Your instructions: Give every line again exactly as it appears, please, but not the pictures.

Extracted data:

>> begin

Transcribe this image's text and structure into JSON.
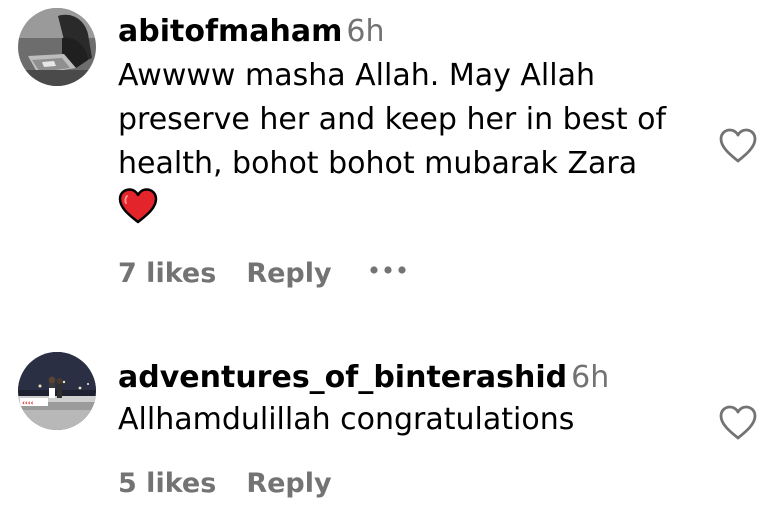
{
  "comments": [
    {
      "username": "abitofmaham",
      "time": "6h",
      "text": "Awwww masha Allah. May Allah preserve her and keep her in best of health, bohot bohot mubarak Zara",
      "emoji": "red-heart",
      "likes": "7 likes",
      "reply": "Reply",
      "show_more_options": true
    },
    {
      "username": "adventures_of_binterashid",
      "time": "6h",
      "text": "Allhamdulillah congratulations",
      "likes": "5 likes",
      "reply": "Reply",
      "show_more_options": false
    }
  ],
  "icons": {
    "like": "heart-outline-icon",
    "more": "more-options-icon",
    "emoji": "red-heart-emoji-icon"
  },
  "colors": {
    "primary_text": "#000000",
    "secondary_text": "#737373",
    "heart_emoji": "#e3242b",
    "icon_stroke": "#737373"
  }
}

>> end

Answer in full:
Transcribe this image's text and structure into JSON.
{
  "comments": [
    {
      "username": "abitofmaham",
      "time": "6h",
      "text": "Awwww masha Allah. May Allah preserve her and keep her in best of health, bohot bohot mubarak Zara",
      "emoji": "red-heart",
      "likes": "7 likes",
      "reply": "Reply",
      "show_more_options": true
    },
    {
      "username": "adventures_of_binterashid",
      "time": "6h",
      "text": "Allhamdulillah congratulations",
      "likes": "5 likes",
      "reply": "Reply",
      "show_more_options": false
    }
  ],
  "icons": {
    "like": "heart-outline-icon",
    "more": "more-options-icon",
    "emoji": "red-heart-emoji-icon"
  },
  "colors": {
    "primary_text": "#000000",
    "secondary_text": "#737373",
    "heart_emoji": "#e3242b",
    "icon_stroke": "#737373"
  }
}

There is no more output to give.